#### Problem to work on
In this exercise, reproduce all the entries that follow exactly.
╭──
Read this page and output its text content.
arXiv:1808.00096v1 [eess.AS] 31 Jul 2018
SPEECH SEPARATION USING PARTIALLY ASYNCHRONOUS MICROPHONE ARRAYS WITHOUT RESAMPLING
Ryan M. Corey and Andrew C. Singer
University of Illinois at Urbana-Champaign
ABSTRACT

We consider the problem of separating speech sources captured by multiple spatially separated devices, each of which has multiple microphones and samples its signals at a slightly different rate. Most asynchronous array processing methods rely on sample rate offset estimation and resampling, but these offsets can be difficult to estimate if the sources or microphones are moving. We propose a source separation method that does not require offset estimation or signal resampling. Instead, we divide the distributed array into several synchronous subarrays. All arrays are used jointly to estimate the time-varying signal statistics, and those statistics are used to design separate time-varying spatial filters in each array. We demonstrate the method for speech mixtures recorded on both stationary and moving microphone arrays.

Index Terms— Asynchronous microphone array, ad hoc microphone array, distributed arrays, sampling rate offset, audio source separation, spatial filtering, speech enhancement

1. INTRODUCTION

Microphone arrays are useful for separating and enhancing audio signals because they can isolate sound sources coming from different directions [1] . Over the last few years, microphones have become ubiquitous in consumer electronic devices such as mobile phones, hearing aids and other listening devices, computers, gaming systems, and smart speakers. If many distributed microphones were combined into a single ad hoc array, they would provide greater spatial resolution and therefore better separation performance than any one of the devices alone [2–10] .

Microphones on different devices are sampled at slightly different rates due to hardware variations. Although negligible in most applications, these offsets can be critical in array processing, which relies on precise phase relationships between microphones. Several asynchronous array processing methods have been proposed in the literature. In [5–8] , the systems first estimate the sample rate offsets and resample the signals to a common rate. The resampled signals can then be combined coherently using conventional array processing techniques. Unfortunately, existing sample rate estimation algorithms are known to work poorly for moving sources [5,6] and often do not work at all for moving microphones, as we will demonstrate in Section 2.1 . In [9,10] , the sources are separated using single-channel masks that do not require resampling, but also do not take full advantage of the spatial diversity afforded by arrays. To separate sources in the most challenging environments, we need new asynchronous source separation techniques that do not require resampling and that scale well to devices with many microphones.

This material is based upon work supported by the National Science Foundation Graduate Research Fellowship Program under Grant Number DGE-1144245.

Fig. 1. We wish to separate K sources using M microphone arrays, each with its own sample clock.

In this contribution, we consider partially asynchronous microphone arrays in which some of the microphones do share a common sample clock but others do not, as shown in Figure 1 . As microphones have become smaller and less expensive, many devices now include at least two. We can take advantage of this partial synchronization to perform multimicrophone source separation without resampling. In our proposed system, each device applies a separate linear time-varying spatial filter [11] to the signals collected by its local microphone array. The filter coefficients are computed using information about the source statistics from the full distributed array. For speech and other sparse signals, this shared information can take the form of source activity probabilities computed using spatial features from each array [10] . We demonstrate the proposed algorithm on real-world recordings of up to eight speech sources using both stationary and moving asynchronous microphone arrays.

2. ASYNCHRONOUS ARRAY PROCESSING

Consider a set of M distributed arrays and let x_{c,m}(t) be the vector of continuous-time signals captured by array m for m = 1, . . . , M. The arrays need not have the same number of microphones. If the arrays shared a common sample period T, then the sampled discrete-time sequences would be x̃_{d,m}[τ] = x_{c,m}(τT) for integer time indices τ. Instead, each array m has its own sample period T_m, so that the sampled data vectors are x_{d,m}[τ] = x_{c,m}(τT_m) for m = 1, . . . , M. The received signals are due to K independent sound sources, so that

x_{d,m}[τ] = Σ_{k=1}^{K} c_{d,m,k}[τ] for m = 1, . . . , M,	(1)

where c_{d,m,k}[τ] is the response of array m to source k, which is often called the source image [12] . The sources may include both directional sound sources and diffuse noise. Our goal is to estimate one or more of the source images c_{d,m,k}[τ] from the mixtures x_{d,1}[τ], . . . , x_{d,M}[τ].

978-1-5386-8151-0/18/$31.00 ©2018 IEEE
╰──
#### Correct result
Read this page and output its text content.
arXiv:1808.00096v1 [eess.AS] 31 Jul 2018
SPEECH SEPARATION USING PARTIALLY ASYNCHRONOUS MICROPHONE ARRAYS WITHOUT RESAMPLING
Ryan M. Corey and Andrew C. Singer
University of Illinois at Urbana-Champaign
ABSTRACT

We consider the problem of separating speech sources captured by multiple spatially separated devices, each of which has multiple microphones and samples its signals at a slightly different rate. Most asynchronous array processing methods rely on sample rate offset estimation and resampling, but these offsets can be difficult to estimate if the sources or microphones are moving. We propose a source separation method that does not require offset estimation or signal resampling. Instead, we divide the distributed array into several synchronous subarrays. All arrays are used jointly to estimate the time-varying signal statistics, and those statistics are used to design separate time-varying spatial filters in each array. We demonstrate the method for speech mixtures recorded on both stationary and moving microphone arrays.

Index Terms— Asynchronous microphone array, ad hoc microphone array, distributed arrays, sampling rate offset, audio source separation, spatial filtering, speech enhancement

1. INTRODUCTION

Microphone arrays are useful for separating and enhancing audio signals because they can isolate sound sources coming from different directions [1] . Over the last few years, microphones have become ubiquitous in consumer electronic devices such as mobile phones, hearing aids and other listening devices, computers, gaming systems, and smart speakers. If many distributed microphones were combined into a single ad hoc array, they would provide greater spatial resolution and therefore better separation performance than any one of the devices alone [2–10] .

Microphones on different devices are sampled at slightly different rates due to hardware variations. Although negligible in most applications, these offsets can be critical in array processing, which relies on precise phase relationships between microphones. Several asynchronous array processing methods have been proposed in the literature. In [5–8] , the systems first estimate the sample rate offsets and resample the signals to a common rate. The resampled signals can then be combined coherently using conventional array processing techniques. Unfortunately, existing sample rate estimation algorithms are known to work poorly for moving sources [5,6] and often do not work at all for moving microphones, as we will demonstrate in Section 2.1 . In [9,10] , the sources are separated using single-channel masks that do not require resampling, but also do not take full advantage of the spatial diversity afforded by arrays. To separate sources in the most challenging environments, we need new asynchronous source separation techniques that do not require resampling and that scale well to devices with many microphones.

This material is based upon work supported by the National Science Foundation Graduate Research Fellowship Program under Grant Number DGE-1144245.

Fig. 1. We wish to separate K sources using M microphone arrays, each with its own sample clock.

In this contribution, we consider partially asynchronous microphone arrays in which some of the microphones do share a common sample clock but others do not, as shown in Figure 1 . As microphones have become smaller and less expensive, many devices now include at least two. We can take advantage of this partial synchronization to perform multimicrophone source separation without resampling. In our proposed system, each device applies a separate linear time-varying spatial filter [11] to the signals collected by its local microphone array. The filter coefficients are computed using information about the source statistics from the full distributed array. For speech and other sparse signals, this shared information can take the form of source activity probabilities computed using spatial features from each array [10] . We demonstrate the proposed algorithm on real-world recordings of up to eight speech sources using both stationary and moving asynchronous microphone arrays.

2. ASYNCHRONOUS ARRAY PROCESSING

Consider a set of M distributed arrays and let x_{c,m}(t) be the vector of continuous-time signals captured by array m for m = 1, . . . , M. The arrays need not have the same number of microphones. If the arrays shared a common sample period T, then the sampled discrete-time sequences would be x̃_{d,m}[τ] = x_{c,m}(τT) for integer time indices τ. Instead, each array m has its own sample period T_m, so that the sampled data vectors are x_{d,m}[τ] = x_{c,m}(τT_m) for m = 1, . . . , M. The received signals are due to K independent sound sources, so that

x_{d,m}[τ] = Σ_{k=1}^{K} c_{d,m,k}[τ] for m = 1, . . . , M,	(1)

where c_{d,m,k}[τ] is the response of array m to source k, which is often called the source image [12] . The sources may include both directional sound sources and diffuse noise. Our goal is to estimate one or more of the source images c_{d,m,k}[τ] from the mixtures x_{d,1}[τ], . . . , x_{d,M}[τ].

978-1-5386-8151-0/18/$31.00 ©2018 IEEE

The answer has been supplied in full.